__What the exercise asks__.
Transcribe all records exactly.

__Data in this exercise__.

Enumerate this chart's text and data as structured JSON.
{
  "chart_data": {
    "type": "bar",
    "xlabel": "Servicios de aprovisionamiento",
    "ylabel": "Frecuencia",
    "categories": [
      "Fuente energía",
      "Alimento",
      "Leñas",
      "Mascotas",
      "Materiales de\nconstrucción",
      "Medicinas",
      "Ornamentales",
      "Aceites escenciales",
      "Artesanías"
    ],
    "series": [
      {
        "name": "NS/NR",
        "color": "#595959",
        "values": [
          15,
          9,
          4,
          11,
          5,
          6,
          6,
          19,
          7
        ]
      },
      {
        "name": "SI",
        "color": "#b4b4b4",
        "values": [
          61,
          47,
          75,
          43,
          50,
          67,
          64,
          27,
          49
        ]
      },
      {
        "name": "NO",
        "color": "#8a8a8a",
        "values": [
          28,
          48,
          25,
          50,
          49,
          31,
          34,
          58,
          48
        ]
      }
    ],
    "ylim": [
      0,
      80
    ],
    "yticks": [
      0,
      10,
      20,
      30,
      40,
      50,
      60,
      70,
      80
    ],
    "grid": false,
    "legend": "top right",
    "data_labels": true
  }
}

__Solution__.
Enumerate this chart's text and data as structured JSON.
{
  "chart_data": {
    "type": "bar",
    "xlabel": "Servicios de aprovisionamiento",
    "ylabel": "Frecuencia",
    "categories": [
      "Fuente energía",
      "Alimento",
      "Leñas",
      "Mascotas",
      "Materiales de\nconstrucción",
      "Medicinas",
      "Ornamentales",
      "Aceites escenciales",
      "Artesanías"
    ],
    "series": [
      {
        "name": "NS/NR",
        "color": "#595959",
        "values": [
          15,
          9,
          4,
          11,
          5,
          6,
          6,
          19,
          7
        ]
      },
      {
        "name": "SI",
        "color": "#b4b4b4",
        "values": [
          61,
          47,
          75,
          43,
          50,
          67,
          64,
          27,
          49
        ]
      },
      {
        "name": "NO",
        "color": "#8a8a8a",
        "values": [
          28,
          48,
          25,
          50,
          49,
          31,
          34,
          58,
          48
        ]
      }
    ],
    "ylim": [
      0,
      80
    ],
    "yticks": [
      0,
      10,
      20,
      30,
      40,
      50,
      60,
      70,
      80
    ],
    "grid": false,
    "legend": "top right",
    "data_labels": true
  }
}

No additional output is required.